=== EXERCISES ===
a – Print the passage on vaccine technologies word for word, from "The principle of" to "in the future.".
b – Condense the paragraph of the passage on vaccine technologies that begins "Advantages of DNA vaccines include" into a bulleted list that keeps its main facts.

━━ DOCUMENT EXCERPT ━━

Using recombinant-DNA technology, large amounts of protein can be produced, readily purified and formulated into subunit vaccines. Once the protein conferring protection has been identified, its gene may be cloned into a plasmid and expressed in any of several cell systems. Useful eukaryotic expression systems include yeast, insect and various mammalian cells, but even the procaryote E.coli has been used to express an immunogenic viral surface protein (gp70 of FeLV, in its unglycosylated p40 form). In general, mammalian cells are used since they possess the machinery for correct post-translational processing, including glycosylation and secretion of viral proteins.

 

Common to all non-replicating vaccine preparations is their immunologic pathway involving the MHC type II molecule. If injected alone, the proteins lack the intracellular signalling required for a broad response, and support must be provided by adjuvants. These potentiate the immune response, both humoral and cellular, so that less antigen and/or fewer doses will suffice. Adjuvants differ in their chemistry and mode of action, which includes 1) the prolongation of antigen release from the site of injection, 2) macrophage activation leading to secretion of lymphokines and attraction of lymphocytes, and 3) mitogenicity for lymphocytes. Aluminium salts and mineral oils are widely used in animal vaccines; a promising new adjuvant is muramyl dipeptide, which can be coupled to synthetic antigens or incorporated into liposomes.

 

 

Viral chimeras

 

The principle of chimeric viruses was well established even before the advent of recombinant DNA technology. Chimeric influenza viruses had been produced by reassortment (segment swapping – the influenza genome comes in 8 segments) by co-cultivation of an existing vaccine strain with the new isolate. Reassortant viruses with the desirable growth properties of the vaccine strain and the immunogenic properties of the isolate were selected, cloned and used as vaccine. In view of the emerging role of carnivores in influenza virus epidemiology, we may see more of this strategy in the future.

 

 

“DNA vaccines”

 

Instead of an immunogenic protein, isolated viral DNA can be used as a vaccine. Recombinant plasmids containing the relevant genes are injected into a vertebrate, which results in the transfection of cells and protein expression. An immune response ensues that simulates the response elicited by the viral infection. DNA vaccines have shown protection, but only in some virus/host systems.

 

Advantages of DNA vaccines include their achievable purity, their physiochemical stability, simplicity and low cost of production, distribution and delivery. Multiple genes can be engineered into a single plasmid, and antigens will be expressed in their native form, with MHC type I processing and presentation to the immune system. Repeated injections can be given without interference from the immune system, and both cellular and humoral responses are elicited. One interesting aspect of DNA immunisation is that it may induce immunity even in the presence of maternal antibodies.

 

 

Kitten vaccination

 

Kittens from regularly vaccinated queens or from those having experienced field infections are protected by maternally acquired antibodies during the first few weeks of life. In general, this passive immunity will have waned by 8 to 12 weeks of age to a level that allows active immunisation. Pups with little antibody may be vulnerable (and capable of responding to vaccination) at an earlier age, while others may possess them at such high titres that they are incapable of responding until about 16 weeks of age. No single primary vaccination policy will therefore cover all possible situations.

━━━
━━ ENTRIES SUPPLIED ━━

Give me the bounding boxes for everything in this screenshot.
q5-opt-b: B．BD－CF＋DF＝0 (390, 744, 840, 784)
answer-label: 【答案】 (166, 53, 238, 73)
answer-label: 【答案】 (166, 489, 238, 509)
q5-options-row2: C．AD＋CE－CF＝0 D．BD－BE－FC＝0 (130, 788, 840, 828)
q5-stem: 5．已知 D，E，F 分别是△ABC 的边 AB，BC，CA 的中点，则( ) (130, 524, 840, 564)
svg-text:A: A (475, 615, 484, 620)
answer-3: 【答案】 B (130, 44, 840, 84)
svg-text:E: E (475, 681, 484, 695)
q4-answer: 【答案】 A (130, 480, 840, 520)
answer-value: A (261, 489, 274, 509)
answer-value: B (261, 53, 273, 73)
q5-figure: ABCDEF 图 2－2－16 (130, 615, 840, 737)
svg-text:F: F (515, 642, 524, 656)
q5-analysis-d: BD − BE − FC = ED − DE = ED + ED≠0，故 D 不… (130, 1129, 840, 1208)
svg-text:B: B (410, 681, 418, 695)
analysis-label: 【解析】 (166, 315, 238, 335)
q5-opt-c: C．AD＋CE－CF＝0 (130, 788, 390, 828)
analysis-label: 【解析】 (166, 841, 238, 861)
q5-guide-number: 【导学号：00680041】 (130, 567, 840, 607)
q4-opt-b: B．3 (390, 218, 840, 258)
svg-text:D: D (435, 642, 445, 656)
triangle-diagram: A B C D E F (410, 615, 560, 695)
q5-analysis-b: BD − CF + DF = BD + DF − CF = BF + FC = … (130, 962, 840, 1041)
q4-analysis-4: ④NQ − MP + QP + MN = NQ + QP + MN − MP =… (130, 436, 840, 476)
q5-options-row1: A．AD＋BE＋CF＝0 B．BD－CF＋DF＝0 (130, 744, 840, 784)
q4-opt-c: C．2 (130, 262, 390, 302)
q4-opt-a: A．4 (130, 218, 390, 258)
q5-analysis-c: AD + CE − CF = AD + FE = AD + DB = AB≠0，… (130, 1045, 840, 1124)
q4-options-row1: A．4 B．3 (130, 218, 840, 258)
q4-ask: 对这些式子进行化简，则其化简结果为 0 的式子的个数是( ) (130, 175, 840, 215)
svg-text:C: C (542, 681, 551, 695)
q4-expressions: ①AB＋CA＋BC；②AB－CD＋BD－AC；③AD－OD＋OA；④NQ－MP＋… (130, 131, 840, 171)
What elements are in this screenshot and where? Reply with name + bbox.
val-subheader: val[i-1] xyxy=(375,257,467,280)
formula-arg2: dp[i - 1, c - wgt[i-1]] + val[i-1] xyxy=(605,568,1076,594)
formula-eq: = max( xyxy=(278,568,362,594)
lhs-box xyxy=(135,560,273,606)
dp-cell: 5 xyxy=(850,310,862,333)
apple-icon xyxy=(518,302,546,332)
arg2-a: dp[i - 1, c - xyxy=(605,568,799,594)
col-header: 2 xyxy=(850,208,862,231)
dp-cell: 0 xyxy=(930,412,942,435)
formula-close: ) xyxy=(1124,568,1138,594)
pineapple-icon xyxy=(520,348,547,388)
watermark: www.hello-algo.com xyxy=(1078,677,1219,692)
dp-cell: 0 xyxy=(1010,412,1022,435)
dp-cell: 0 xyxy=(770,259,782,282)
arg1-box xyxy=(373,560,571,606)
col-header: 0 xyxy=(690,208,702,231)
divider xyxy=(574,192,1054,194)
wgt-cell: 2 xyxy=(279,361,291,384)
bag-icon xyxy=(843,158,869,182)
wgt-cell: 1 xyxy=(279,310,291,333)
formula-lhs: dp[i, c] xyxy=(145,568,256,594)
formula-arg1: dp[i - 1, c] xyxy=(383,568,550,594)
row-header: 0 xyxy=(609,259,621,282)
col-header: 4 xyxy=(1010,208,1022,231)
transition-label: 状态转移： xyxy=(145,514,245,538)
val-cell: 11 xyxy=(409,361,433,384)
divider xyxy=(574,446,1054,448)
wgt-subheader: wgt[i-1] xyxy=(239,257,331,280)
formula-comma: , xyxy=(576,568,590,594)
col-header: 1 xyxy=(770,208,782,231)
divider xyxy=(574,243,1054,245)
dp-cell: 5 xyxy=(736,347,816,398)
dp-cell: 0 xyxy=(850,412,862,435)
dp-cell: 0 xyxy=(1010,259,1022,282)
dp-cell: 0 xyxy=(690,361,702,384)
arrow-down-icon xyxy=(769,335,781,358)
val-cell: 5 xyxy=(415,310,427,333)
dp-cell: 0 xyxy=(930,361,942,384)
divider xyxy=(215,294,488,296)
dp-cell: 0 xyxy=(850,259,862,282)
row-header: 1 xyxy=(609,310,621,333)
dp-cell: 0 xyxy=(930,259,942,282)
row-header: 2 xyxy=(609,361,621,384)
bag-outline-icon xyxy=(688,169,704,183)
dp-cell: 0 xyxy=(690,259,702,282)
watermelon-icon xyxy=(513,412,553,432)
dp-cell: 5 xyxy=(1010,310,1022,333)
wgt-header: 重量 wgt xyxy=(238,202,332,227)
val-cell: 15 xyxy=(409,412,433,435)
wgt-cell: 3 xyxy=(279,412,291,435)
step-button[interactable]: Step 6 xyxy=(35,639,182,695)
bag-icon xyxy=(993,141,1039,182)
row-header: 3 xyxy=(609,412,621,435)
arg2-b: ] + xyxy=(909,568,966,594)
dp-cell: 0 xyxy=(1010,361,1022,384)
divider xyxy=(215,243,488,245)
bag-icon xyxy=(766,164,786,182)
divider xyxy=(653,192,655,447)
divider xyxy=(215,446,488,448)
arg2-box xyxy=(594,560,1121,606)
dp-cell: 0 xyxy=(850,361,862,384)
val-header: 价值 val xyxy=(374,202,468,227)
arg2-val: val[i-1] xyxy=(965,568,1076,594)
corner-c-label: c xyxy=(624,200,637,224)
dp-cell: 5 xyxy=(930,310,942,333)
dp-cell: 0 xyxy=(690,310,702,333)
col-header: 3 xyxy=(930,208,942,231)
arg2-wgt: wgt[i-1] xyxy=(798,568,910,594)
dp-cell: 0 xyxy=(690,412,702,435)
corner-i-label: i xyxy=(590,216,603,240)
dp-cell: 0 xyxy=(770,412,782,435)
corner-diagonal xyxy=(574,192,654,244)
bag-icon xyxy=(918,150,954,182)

━━━

=== RESULTS FOR EACH TASK ===
a –
The principle of chimeric viruses was well established even before the advent of recombinant DNA technology. Chimeric influenza viruses had been produced by reassortment (segment swapping – the influenza genome comes in 8 segments) by co-cultivation of an existing vaccine strain with the new isolate. Reassortant viruses with the desirable growth properties of the vaccine strain and the immunogenic properties of the isolate were selected, cloned and used as vaccine. In view of the emerging role of carnivores in influenza virus epidemiology, we may see more of this strategy in the future.

b –
- Purity can be achieved
- Physical and chemical stability
- Production, distribution and delivery are simple and low in cost
- Multiple genes can be engineered into a single plasmid
- Antigens are expressed in their native form, with MHC type I processing and presentation to the immune system
- Repeated injections can be given without interference from the immune system
- Both cellular and humoral responses are elicited
- Immunity may be induced even in the presence of maternal antibodies